▸ **What this task involves**: Make an exact copy of the entries below with the pictures removed.

┌─ Material supplied

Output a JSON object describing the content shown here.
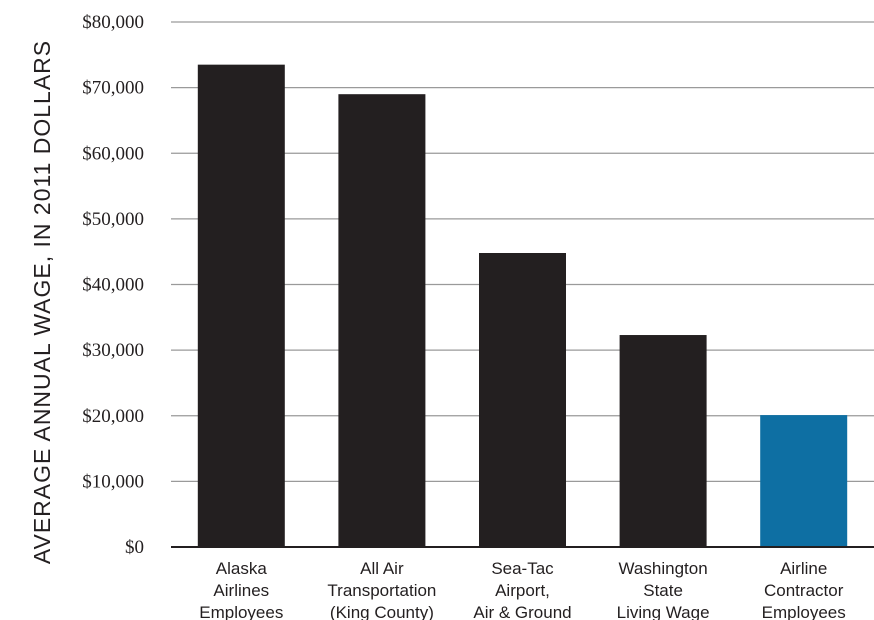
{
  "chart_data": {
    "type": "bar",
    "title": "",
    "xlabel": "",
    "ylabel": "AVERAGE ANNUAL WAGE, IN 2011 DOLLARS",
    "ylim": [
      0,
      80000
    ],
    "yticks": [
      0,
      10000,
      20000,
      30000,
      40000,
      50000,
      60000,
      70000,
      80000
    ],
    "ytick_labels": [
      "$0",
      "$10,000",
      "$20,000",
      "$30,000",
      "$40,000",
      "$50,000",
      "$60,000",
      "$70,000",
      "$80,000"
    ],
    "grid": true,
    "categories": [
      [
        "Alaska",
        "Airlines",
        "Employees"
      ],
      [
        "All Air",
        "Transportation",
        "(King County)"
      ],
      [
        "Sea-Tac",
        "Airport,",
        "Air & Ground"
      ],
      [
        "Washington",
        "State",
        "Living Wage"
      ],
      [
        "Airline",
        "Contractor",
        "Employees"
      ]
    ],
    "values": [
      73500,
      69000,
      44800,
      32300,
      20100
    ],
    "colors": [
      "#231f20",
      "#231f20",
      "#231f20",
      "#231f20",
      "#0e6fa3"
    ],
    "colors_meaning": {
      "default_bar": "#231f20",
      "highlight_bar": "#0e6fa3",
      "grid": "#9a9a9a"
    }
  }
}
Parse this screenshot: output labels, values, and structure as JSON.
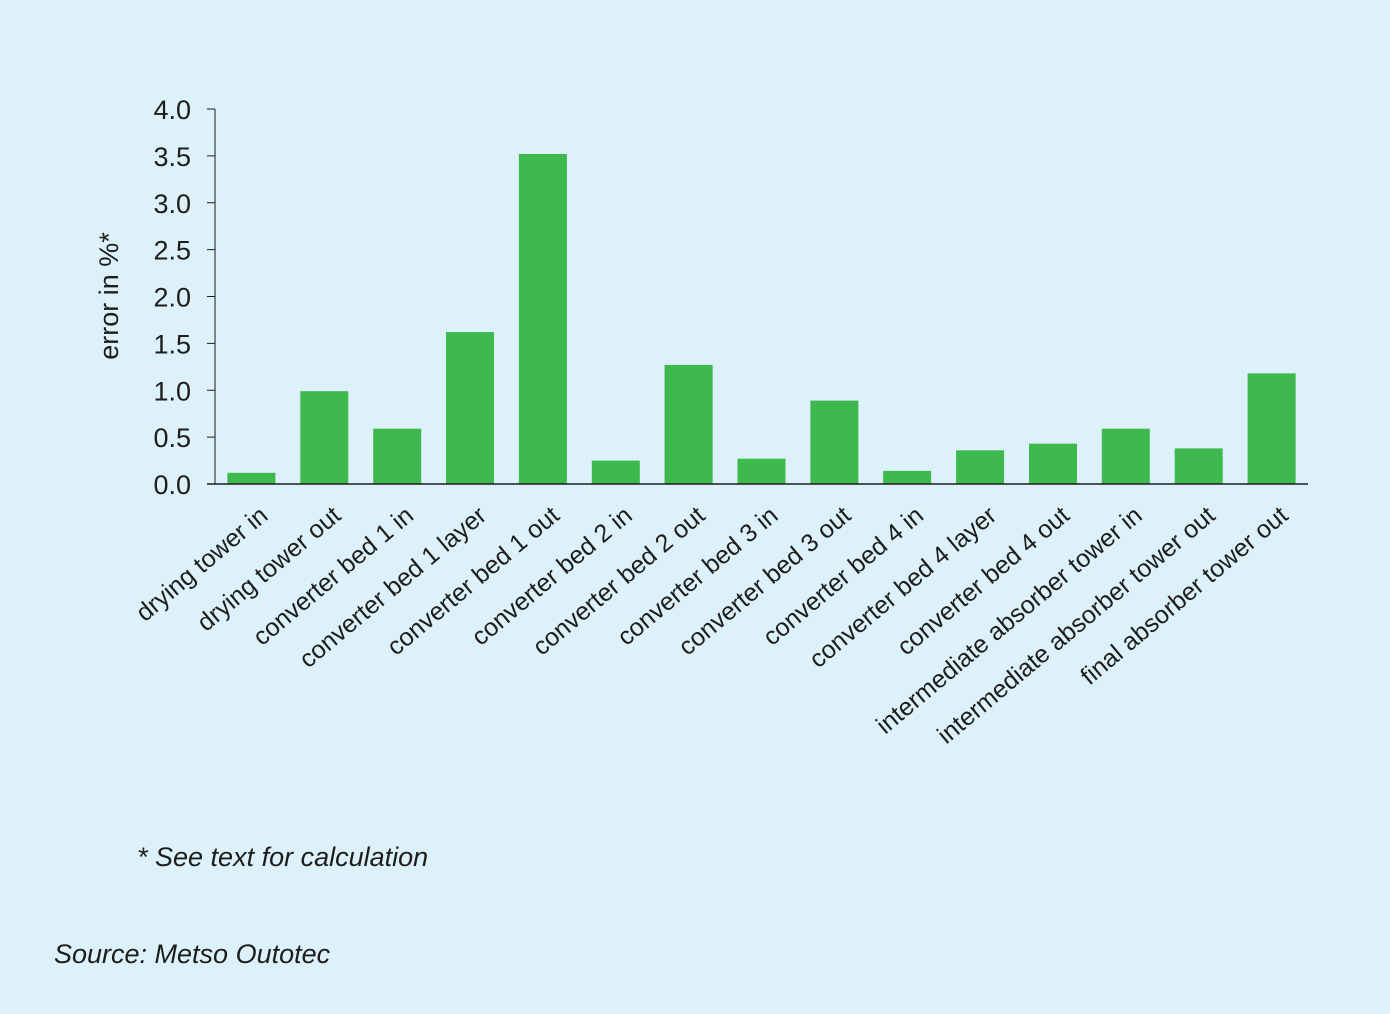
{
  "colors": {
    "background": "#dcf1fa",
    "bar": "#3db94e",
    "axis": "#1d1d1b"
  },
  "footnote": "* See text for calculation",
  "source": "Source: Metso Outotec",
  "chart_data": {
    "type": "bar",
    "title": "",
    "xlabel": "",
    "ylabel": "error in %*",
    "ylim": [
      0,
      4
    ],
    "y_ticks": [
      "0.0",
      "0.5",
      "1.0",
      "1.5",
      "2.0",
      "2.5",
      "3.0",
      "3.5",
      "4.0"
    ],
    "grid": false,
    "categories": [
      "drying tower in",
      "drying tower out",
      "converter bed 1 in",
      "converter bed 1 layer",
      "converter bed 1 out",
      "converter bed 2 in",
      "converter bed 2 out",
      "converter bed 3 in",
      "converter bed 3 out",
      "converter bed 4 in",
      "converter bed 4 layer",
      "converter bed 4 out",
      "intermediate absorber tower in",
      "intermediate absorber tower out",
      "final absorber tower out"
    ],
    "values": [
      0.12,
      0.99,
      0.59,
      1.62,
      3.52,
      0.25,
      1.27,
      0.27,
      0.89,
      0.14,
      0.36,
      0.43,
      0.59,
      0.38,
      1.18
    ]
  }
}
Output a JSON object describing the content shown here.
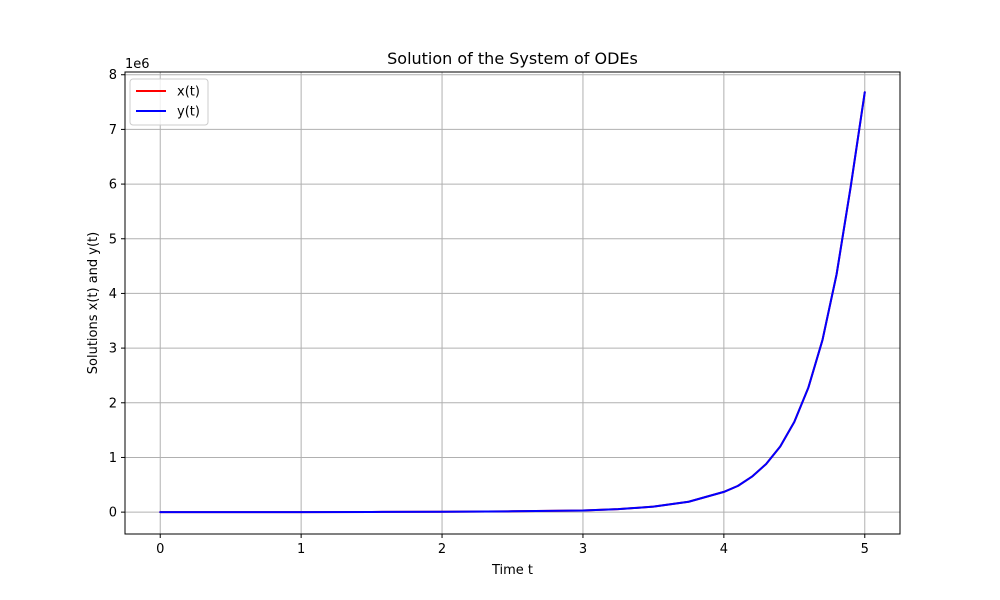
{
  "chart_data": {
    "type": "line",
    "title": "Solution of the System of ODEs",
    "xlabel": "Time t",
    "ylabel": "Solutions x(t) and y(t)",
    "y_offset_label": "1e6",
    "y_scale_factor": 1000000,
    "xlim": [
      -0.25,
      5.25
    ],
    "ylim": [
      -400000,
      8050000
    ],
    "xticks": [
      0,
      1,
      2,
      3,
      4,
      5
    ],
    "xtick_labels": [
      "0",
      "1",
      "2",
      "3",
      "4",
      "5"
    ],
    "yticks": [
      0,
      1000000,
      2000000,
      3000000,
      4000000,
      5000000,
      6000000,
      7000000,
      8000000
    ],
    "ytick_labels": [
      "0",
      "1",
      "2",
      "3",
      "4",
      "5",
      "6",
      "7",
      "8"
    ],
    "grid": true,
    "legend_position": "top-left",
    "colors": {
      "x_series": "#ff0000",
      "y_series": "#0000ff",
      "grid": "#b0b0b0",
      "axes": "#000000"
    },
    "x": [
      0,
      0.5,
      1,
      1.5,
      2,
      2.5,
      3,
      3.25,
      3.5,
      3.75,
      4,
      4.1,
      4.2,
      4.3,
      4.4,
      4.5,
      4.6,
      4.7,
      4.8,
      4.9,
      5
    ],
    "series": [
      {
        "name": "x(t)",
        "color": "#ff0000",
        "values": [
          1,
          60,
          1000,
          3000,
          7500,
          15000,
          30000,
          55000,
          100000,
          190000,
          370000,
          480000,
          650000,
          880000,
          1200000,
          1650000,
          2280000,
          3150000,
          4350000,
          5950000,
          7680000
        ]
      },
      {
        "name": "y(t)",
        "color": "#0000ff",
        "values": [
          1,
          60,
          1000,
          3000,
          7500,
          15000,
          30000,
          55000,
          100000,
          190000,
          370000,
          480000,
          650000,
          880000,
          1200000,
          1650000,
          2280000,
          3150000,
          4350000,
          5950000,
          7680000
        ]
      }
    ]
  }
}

└─

▸ **Expected answer**:
Output a JSON object describing the content shown here.
{
  "chart_data": {
    "type": "bar",
    "title": "",
    "xlabel": "",
    "ylabel": "AVERAGE ANNUAL WAGE, IN 2011 DOLLARS",
    "ylim": [
      0,
      80000
    ],
    "yticks": [
      0,
      10000,
      20000,
      30000,
      40000,
      50000,
      60000,
      70000,
      80000
    ],
    "ytick_labels": [
      "$0",
      "$10,000",
      "$20,000",
      "$30,000",
      "$40,000",
      "$50,000",
      "$60,000",
      "$70,000",
      "$80,000"
    ],
    "grid": true,
    "categories": [
      [
        "Alaska",
        "Airlines",
        "Employees"
      ],
      [
        "All Air",
        "Transportation",
        "(King County)"
      ],
      [
        "Sea-Tac",
        "Airport,",
        "Air & Ground"
      ],
      [
        "Washington",
        "State",
        "Living Wage"
      ],
      [
        "Airline",
        "Contractor",
        "Employees"
      ]
    ],
    "values": [
      73500,
      69000,
      44800,
      32300,
      20100
    ],
    "colors": [
      "#231f20",
      "#231f20",
      "#231f20",
      "#231f20",
      "#0e6fa3"
    ],
    "colors_meaning": {
      "default_bar": "#231f20",
      "highlight_bar": "#0e6fa3",
      "grid": "#9a9a9a"
    }
  }
}
Parse this screenshot: output labels, values, and structure as JSON.
{
  "colors": {
    "background": "#dcf1fa",
    "bar": "#3db94e",
    "axis": "#1d1d1b"
  },
  "footnote": "* See text for calculation",
  "source": "Source: Metso Outotec",
  "chart_data": {
    "type": "bar",
    "title": "",
    "xlabel": "",
    "ylabel": "error in %*",
    "ylim": [
      0,
      4
    ],
    "y_ticks": [
      "0.0",
      "0.5",
      "1.0",
      "1.5",
      "2.0",
      "2.5",
      "3.0",
      "3.5",
      "4.0"
    ],
    "grid": false,
    "categories": [
      "drying tower in",
      "drying tower out",
      "converter bed 1 in",
      "converter bed 1 layer",
      "converter bed 1 out",
      "converter bed 2 in",
      "converter bed 2 out",
      "converter bed 3 in",
      "converter bed 3 out",
      "converter bed 4 in",
      "converter bed 4 layer",
      "converter bed 4 out",
      "intermediate absorber tower in",
      "intermediate absorber tower out",
      "final absorber tower out"
    ],
    "values": [
      0.12,
      0.99,
      0.59,
      1.62,
      3.52,
      0.25,
      1.27,
      0.27,
      0.89,
      0.14,
      0.36,
      0.43,
      0.59,
      0.38,
      1.18
    ]
  }
}
Output a JSON object describing the content shown here.
{
  "chart_data": {
    "type": "line",
    "title": "Solution of the System of ODEs",
    "xlabel": "Time t",
    "ylabel": "Solutions x(t) and y(t)",
    "y_offset_label": "1e6",
    "y_scale_factor": 1000000,
    "xlim": [
      -0.25,
      5.25
    ],
    "ylim": [
      -400000,
      8050000
    ],
    "xticks": [
      0,
      1,
      2,
      3,
      4,
      5
    ],
    "xtick_labels": [
      "0",
      "1",
      "2",
      "3",
      "4",
      "5"
    ],
    "yticks": [
      0,
      1000000,
      2000000,
      3000000,
      4000000,
      5000000,
      6000000,
      7000000,
      8000000
    ],
    "ytick_labels": [
      "0",
      "1",
      "2",
      "3",
      "4",
      "5",
      "6",
      "7",
      "8"
    ],
    "grid": true,
    "legend_position": "top-left",
    "colors": {
      "x_series": "#ff0000",
      "y_series": "#0000ff",
      "grid": "#b0b0b0",
      "axes": "#000000"
    },
    "x": [
      0,
      0.5,
      1,
      1.5,
      2,
      2.5,
      3,
      3.25,
      3.5,
      3.75,
      4,
      4.1,
      4.2,
      4.3,
      4.4,
      4.5,
      4.6,
      4.7,
      4.8,
      4.9,
      5
    ],
    "series": [
      {
        "name": "x(t)",
        "color": "#ff0000",
        "values": [
          1,
          60,
          1000,
          3000,
          7500,
          15000,
          30000,
          55000,
          100000,
          190000,
          370000,
          480000,
          650000,
          880000,
          1200000,
          1650000,
          2280000,
          3150000,
          4350000,
          5950000,
          7680000
        ]
      },
      {
        "name": "y(t)",
        "color": "#0000ff",
        "values": [
          1,
          60,
          1000,
          3000,
          7500,
          15000,
          30000,
          55000,
          100000,
          190000,
          370000,
          480000,
          650000,
          880000,
          1200000,
          1650000,
          2280000,
          3150000,
          4350000,
          5950000,
          7680000
        ]
      }
    ]
  }
}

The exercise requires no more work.